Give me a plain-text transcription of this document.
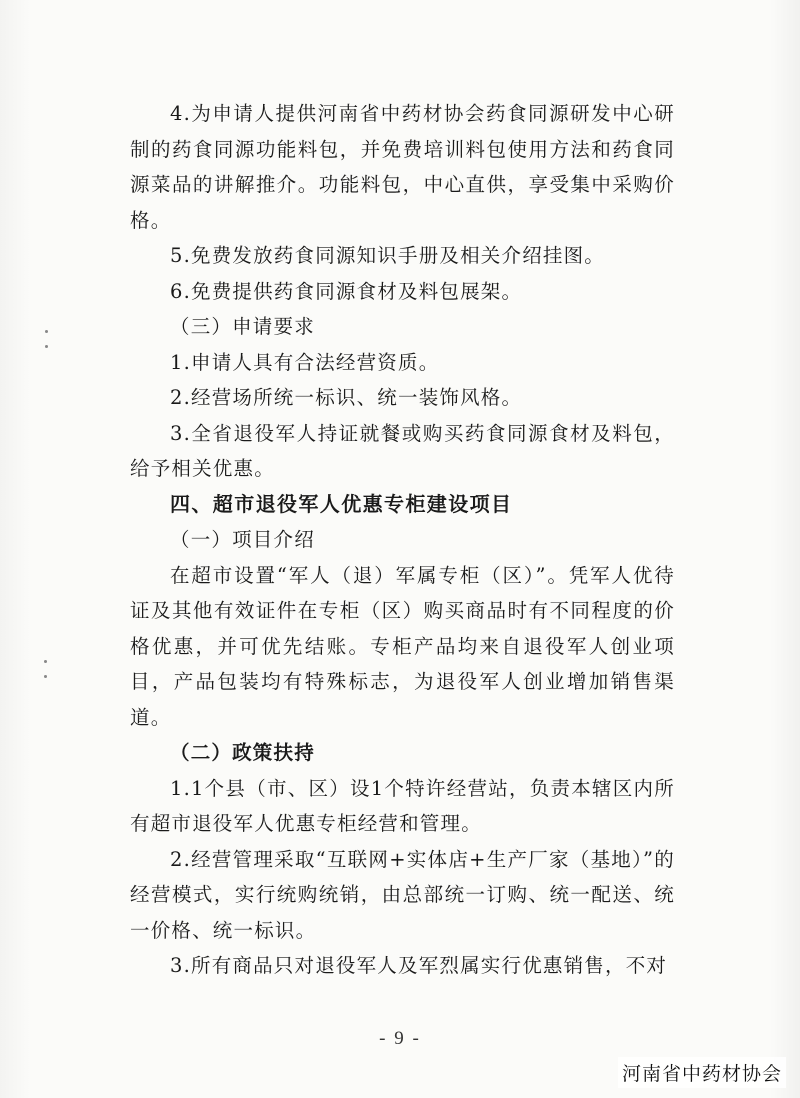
4.为申请人提供河南省中药材协会药食同源研发中心研制的药食同源功能料包，并免费培训料包使用方法和药食同源菜品的讲解推介。功能料包，中心直供，享受集中采购价格。

5.免费发放药食同源知识手册及相关介绍挂图。

6.免费提供药食同源食材及料包展架。

（三）申请要求

1.申请人具有合法经营资质。

2.经营场所统一标识、统一装饰风格。

3.全省退役军人持证就餐或购买药食同源食材及料包，给予相关优惠。

四、超市退役军人优惠专柜建设项目

（一）项目介绍

在超市设置“军人（退）军属专柜（区）”。凭军人优待证及其他有效证件在专柜（区）购买商品时有不同程度的价格优惠，并可优先结账。专柜产品均来自退役军人创业项目，产品包装均有特殊标志，为退役军人创业增加销售渠道。

（二）政策扶持

1.1个县（市、区）设1个特许经营站，负责本辖区内所有超市退役军人优惠专柜经营和管理。

2.经营管理采取“互联网+实体店+生产厂家（基地）”的经营模式，实行统购统销，由总部统一订购、统一配送、统一价格、统一标识。

3.所有商品只对退役军人及军烈属实行优惠销售，不对

- 9 -
河南省中药材协会
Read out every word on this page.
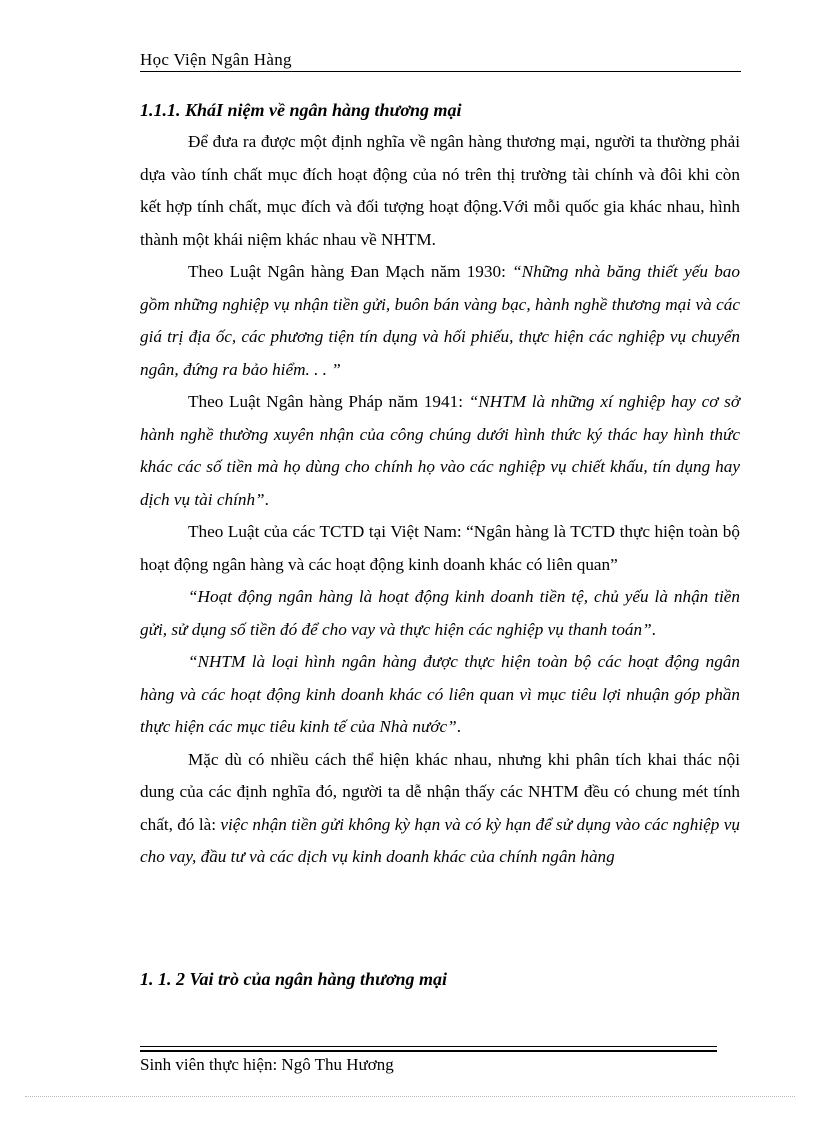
Học Viện Ngân Hàng
1.1.1. KháI niệm về ngân hàng thương mại

Để đưa ra được một định nghĩa về ngân hàng thương mại, người ta thường phải dựa vào tính chất mục đích hoạt động của nó trên thị trường tài chính và đôi khi còn kết hợp tính chất, mục đích và đối tượng hoạt động.Với mỗi quốc gia khác nhau, hình thành một khái niệm khác nhau về NHTM.

Theo Luật Ngân hàng Đan Mạch năm 1930: “Những nhà băng thiết yếu bao gồm những nghiệp vụ nhận tiền gửi, buôn bán vàng bạc, hành nghề thương mại và các giá trị địa ốc, các phương tiện tín dụng và hối phiếu, thực hiện các nghiệp vụ chuyển ngân, đứng ra bảo hiểm. . . ”

Theo Luật Ngân hàng Pháp năm 1941: “NHTM là những xí nghiệp hay cơ sở hành nghề thường xuyên nhận của công chúng dưới hình thức ký thác hay hình thức khác các số tiền mà họ dùng cho chính họ vào các nghiệp vụ chiết khấu, tín dụng hay dịch vụ tài chính”.

Theo Luật của các TCTD tại Việt Nam: “Ngân hàng là TCTD thực hiện toàn bộ hoạt động ngân hàng và các hoạt động kinh doanh khác có liên quan”

“Hoạt động ngân hàng là hoạt động kinh doanh tiền tệ, chủ yếu là nhận tiền gửi, sử dụng số tiền đó để cho vay và thực hiện các nghiệp vụ thanh toán”.

“NHTM là loại hình ngân hàng được thực hiện toàn bộ các hoạt động ngân hàng và các hoạt động kinh doanh khác có liên quan vì mục tiêu lợi nhuận góp phần thực hiện các mục tiêu kinh tế của Nhà nước”.

Mặc dù có nhiều cách thể hiện khác nhau, nhưng khi phân tích khai thác nội dung của các định nghĩa đó, người ta dễ nhận thấy các NHTM đều có chung mét tính chất, đó là: việc nhận tiền gửi không kỳ hạn và có kỳ hạn để sử dụng vào các nghiệp vụ cho vay, đầu tư và các dịch vụ kinh doanh khác của chính ngân hàng

1. 1. 2 Vai trò của ngân hàng thương mại
Sinh viên thực hiện: Ngô Thu Hương
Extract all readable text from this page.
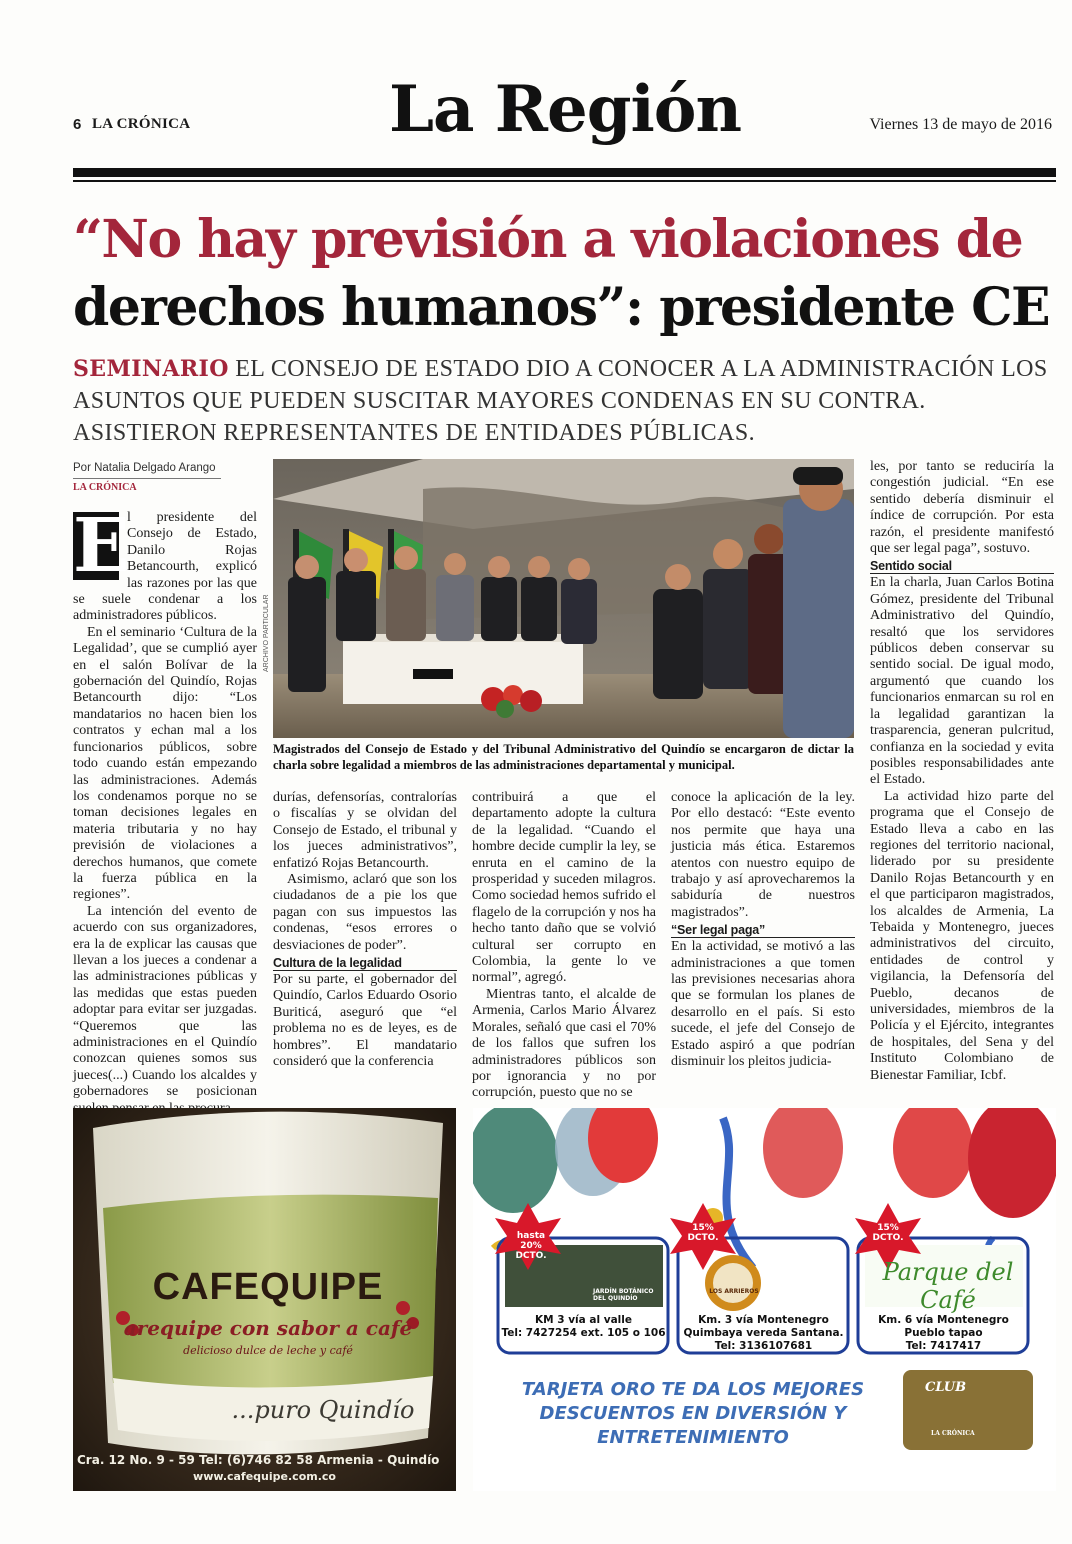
6 LA CRÓNICA	La Región	Viernes 13 de mayo de 2016
“No hay previsión a violaciones de
derechos humanos”: presidente CE
SEMINARIO EL CONSEJO DE ESTADO DIO A CONOCER A LA ADMINISTRACIÓN LOS ASUNTOS QUE PUEDEN SUSCITAR MAYORES CONDENAS EN SU CONTRA. ASISTIERON REPRESENTANTES DE ENTIDADES PÚBLICAS.
Por Natalia Delgado Arango
LA CRÓNICA
E

l presidente del Consejo de Estado, Danilo Rojas Betancourth, explicó las razones por las que se suele condenar a los administradores públicos.

En el seminario ‘Cultura de la Legalidad’, que se cumplió ayer en el salón Bolívar de la gobernación del Quindío, Rojas Betancourth dijo: “Los mandatarios no hacen bien los contratos y echan mal a los funcionarios públicos, sobre todo cuando están empezando las administraciones. Además los condenamos porque no se toman decisiones legales en materia tributaria y no hay previsión de violaciones a derechos humanos, que comete la fuerza pública en la regiones”.

La intención del evento de acuerdo con sus organizadores, era la de explicar las causas que llevan a los jueces a condenar a las administraciones públicas y las medidas que estas pueden adoptar para evitar ser juzgadas. “Queremos que las administraciones en el Quindío conozcan quienes somos sus jueces(...) Cuando los alcaldes y gobernadores se posicionan

ARCHIVO PARTICULAR
Magistrados del Consejo de Estado y del Tribunal Administrativo del Quindío se encargaron de dictar la charla sobre legalidad a miembros de las administraciones departamental y municipal.

durías, defensorías, contralorías o fiscalías y se olvidan del Consejo de Estado, el tribunal y los jueces administrativos”, enfatizó Rojas Betancourth.

Asimismo, aclaró que son los ciudadanos de a pie los que pagan con sus impuestos las condenas, “esos errores o desviaciones de poder”.

Cultura de la legalidad

Por su parte, el gobernador del Quindío, Carlos Eduardo Osorio Buriticá, aseguró que “el problema no es de leyes, es de hombres”. El mandatario consideró que la conferencia

contribuirá a que el departamento adopte la cultura de la legalidad. “Cuando el hombre decide cumplir la ley, se enruta en el camino de la prosperidad y suceden milagros. Como sociedad hemos sufrido el flagelo de la corrupción y nos ha hecho tanto daño que se volvió cultural ser corrupto en Colombia, la gente lo ve normal”, agregó.

Mientras tanto, el alcalde de Armenia, Carlos Mario Álvarez Morales, señaló que casi el 70% de los fallos que sufren los administradores públicos son por ignorancia y no por corrupción, puesto que no se

conoce la aplicación de la ley. Por ello destacó: “Este evento nos permite que haya una justicia más ética. Estaremos atentos con nuestro equipo de trabajo y así aprovecharemos la sabiduría de nuestros magistrados”.

“Ser legal paga”

En la actividad, se motivó a las administraciones a que tomen las previsiones necesarias ahora que se formulan los planes de desarrollo en el país. Si esto sucede, el jefe del Consejo de Estado aspiró a que podrían disminuir los pleitos judicia-

les, por tanto se reduciría la congestión judicial. “En ese sentido debería disminuir el índice de corrupción. Por esta razón, el presidente manifestó que ser legal paga”, sostuvo.

Sentido social

En la charla, Juan Carlos Botina Gómez, presidente del Tribunal Administrativo del Quindío, resaltó que los servidores públicos deben conservar su sentido social. De igual modo, argumentó que cuando los funcionarios enmarcan su rol en la legalidad garantizan la trasparencia, generan pulcritud, confianza en la sociedad y evita posibles responsabilidades ante el Estado.

La actividad hizo parte del programa que el Consejo de Estado lleva a cabo en las regiones del territorio nacional, liderado por su presidente Danilo Rojas Betancourth y en el que participaron magistrados, los alcaldes de Armenia, La Tebaida y Montenegro, jueces administrativos del circuito, entidades de control y vigilancia, la Defensoría del Pueblo, decanos de universidades, miembros de la Policía y el Ejército, integrantes de hospitales, del Sena y del Instituto Colombiano de Bienestar Familiar, Icbf.

CAFEQUIPE
arequipe con sabor a café
delicioso dulce de leche y café
...puro Quindío
Cra. 12 No. 9 - 59 Tel: (6)746 82 58 Armenia - Quindío
www.cafequipe.com.co
hasta
20%
DCTO.
JARDÍN BOTÁNICO DEL QUINDÍO
KM 3 vía al valle
Tel: 7427254 ext. 105 o 106
15%
DCTO.
LOS ARRIEROS
Km. 3 vía Montenegro
Quimbaya vereda Santana.
Tel: 3136107681
15%
DCTO.
Parque del Café
Km. 6 vía Montenegro
Pueblo tapao
Tel: 7417417
TARJETA ORO TE DA LOS MEJORES DESCUENTOS EN DIVERSIÓN Y ENTRETENIMIENTO
CLUB
LA CRÓNICA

§ What the task requires
Pick out the lines that have the word "Theo". Copy them all.

§ Result
Theo Luật Ngân hàng Đan Mạch năm 1930: “Những nhà băng thiết yếu bao gồm những nghiệp vụ nhận tiền gửi, buôn bán vàng bạc, hành nghề thương mại và các giá trị địa ốc, các phương tiện tín dụng và hối phiếu, thực hiện các nghiệp vụ chuyển ngân, đứng ra bảo hiểm. . . ”
Theo Luật Ngân hàng Pháp năm 1941: “NHTM là những xí nghiệp hay cơ sở hành nghề thường xuyên nhận của công chúng dưới hình thức ký thác hay hình thức khác các số tiền mà họ dùng cho chính họ vào các nghiệp vụ chiết khấu, tín dụng hay dịch vụ tài chính”.
Theo Luật của các TCTD tại Việt Nam: “Ngân hàng là TCTD thực hiện toàn bộ hoạt động ngân hàng và các hoạt động kinh doanh khác có liên quan”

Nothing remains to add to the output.